* [PROBLEM TO SOLVE] Your task is to print every entry below exactly as given.

[Stored entries]
===============

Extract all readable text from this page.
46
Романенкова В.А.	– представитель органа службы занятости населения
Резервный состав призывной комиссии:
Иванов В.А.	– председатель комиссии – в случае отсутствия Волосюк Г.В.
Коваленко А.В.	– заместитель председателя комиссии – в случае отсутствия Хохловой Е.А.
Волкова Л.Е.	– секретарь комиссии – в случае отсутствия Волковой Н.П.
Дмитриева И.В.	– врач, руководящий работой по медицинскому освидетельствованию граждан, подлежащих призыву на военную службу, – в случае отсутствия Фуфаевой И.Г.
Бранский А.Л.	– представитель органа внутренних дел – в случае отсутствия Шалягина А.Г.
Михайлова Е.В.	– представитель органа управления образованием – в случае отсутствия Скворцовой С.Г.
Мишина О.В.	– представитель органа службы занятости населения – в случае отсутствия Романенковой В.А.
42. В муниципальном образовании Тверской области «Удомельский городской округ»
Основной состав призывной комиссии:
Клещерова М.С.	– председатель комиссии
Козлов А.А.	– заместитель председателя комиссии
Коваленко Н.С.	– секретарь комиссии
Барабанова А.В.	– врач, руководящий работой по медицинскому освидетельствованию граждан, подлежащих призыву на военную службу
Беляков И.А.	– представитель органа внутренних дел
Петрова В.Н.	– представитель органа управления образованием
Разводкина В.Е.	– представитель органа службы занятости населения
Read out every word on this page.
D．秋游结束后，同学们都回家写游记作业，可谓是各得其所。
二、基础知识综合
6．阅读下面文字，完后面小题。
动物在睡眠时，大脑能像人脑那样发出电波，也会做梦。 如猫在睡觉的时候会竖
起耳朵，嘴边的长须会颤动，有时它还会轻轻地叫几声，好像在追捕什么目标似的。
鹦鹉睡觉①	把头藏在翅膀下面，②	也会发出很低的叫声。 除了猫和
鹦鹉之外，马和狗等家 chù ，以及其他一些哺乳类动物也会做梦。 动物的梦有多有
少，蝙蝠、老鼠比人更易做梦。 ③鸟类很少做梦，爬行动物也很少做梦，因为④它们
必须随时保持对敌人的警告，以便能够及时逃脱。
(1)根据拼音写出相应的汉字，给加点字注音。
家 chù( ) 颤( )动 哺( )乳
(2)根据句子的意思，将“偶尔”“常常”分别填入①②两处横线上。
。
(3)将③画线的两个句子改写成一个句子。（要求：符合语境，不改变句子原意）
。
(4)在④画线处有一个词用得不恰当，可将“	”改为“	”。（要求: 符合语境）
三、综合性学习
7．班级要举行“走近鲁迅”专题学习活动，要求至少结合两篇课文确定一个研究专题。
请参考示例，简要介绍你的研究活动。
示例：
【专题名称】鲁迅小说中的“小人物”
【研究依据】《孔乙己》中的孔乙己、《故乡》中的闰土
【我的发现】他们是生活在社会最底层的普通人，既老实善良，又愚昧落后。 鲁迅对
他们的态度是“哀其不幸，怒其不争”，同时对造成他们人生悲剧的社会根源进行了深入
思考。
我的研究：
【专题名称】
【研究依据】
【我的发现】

===============

* [TASK SOLUTION]
Extract all readable text from this page.
46
Романенкова В.А.	– представитель органа службы занятости населения
Резервный состав призывной комиссии:
Иванов В.А.	– председатель комиссии – в случае отсутствия Волосюк Г.В.
Коваленко А.В.	– заместитель председателя комиссии – в случае отсутствия Хохловой Е.А.
Волкова Л.Е.	– секретарь комиссии – в случае отсутствия Волковой Н.П.
Дмитриева И.В.	– врач, руководящий работой по медицинскому освидетельствованию граждан, подлежащих призыву на военную службу, – в случае отсутствия Фуфаевой И.Г.
Бранский А.Л.	– представитель органа внутренних дел – в случае отсутствия Шалягина А.Г.
Михайлова Е.В.	– представитель органа управления образованием – в случае отсутствия Скворцовой С.Г.
Мишина О.В.	– представитель органа службы занятости населения – в случае отсутствия Романенковой В.А.
42. В муниципальном образовании Тверской области «Удомельский городской округ»
Основной состав призывной комиссии:
Клещерова М.С.	– председатель комиссии
Козлов А.А.	– заместитель председателя комиссии
Коваленко Н.С.	– секретарь комиссии
Барабанова А.В.	– врач, руководящий работой по медицинскому освидетельствованию граждан, подлежащих призыву на военную службу
Беляков И.А.	– представитель органа внутренних дел
Петрова В.Н.	– представитель органа управления образованием
Разводкина В.Е.	– представитель органа службы занятости населения
Read out every word on this page.
D．秋游结束后，同学们都回家写游记作业，可谓是各得其所。
二、基础知识综合
6．阅读下面文字，完后面小题。
动物在睡眠时，大脑能像人脑那样发出电波，也会做梦。 如猫在睡觉的时候会竖
起耳朵，嘴边的长须会颤动，有时它还会轻轻地叫几声，好像在追捕什么目标似的。
鹦鹉睡觉①	把头藏在翅膀下面，②	也会发出很低的叫声。 除了猫和
鹦鹉之外，马和狗等家 chù ，以及其他一些哺乳类动物也会做梦。 动物的梦有多有
少，蝙蝠、老鼠比人更易做梦。 ③鸟类很少做梦，爬行动物也很少做梦，因为④它们
必须随时保持对敌人的警告，以便能够及时逃脱。
(1)根据拼音写出相应的汉字，给加点字注音。
家 chù( ) 颤( )动 哺( )乳
(2)根据句子的意思，将“偶尔”“常常”分别填入①②两处横线上。
。
(3)将③画线的两个句子改写成一个句子。（要求：符合语境，不改变句子原意）
。
(4)在④画线处有一个词用得不恰当，可将“	”改为“	”。（要求: 符合语境）
三、综合性学习
7．班级要举行“走近鲁迅”专题学习活动，要求至少结合两篇课文确定一个研究专题。
请参考示例，简要介绍你的研究活动。
示例：
【专题名称】鲁迅小说中的“小人物”
【研究依据】《孔乙己》中的孔乙己、《故乡》中的闰土
【我的发现】他们是生活在社会最底层的普通人，既老实善良，又愚昧落后。 鲁迅对
他们的态度是“哀其不幸，怒其不争”，同时对造成他们人生悲剧的社会根源进行了深入
思考。
我的研究：
【专题名称】
【研究依据】
【我的发现】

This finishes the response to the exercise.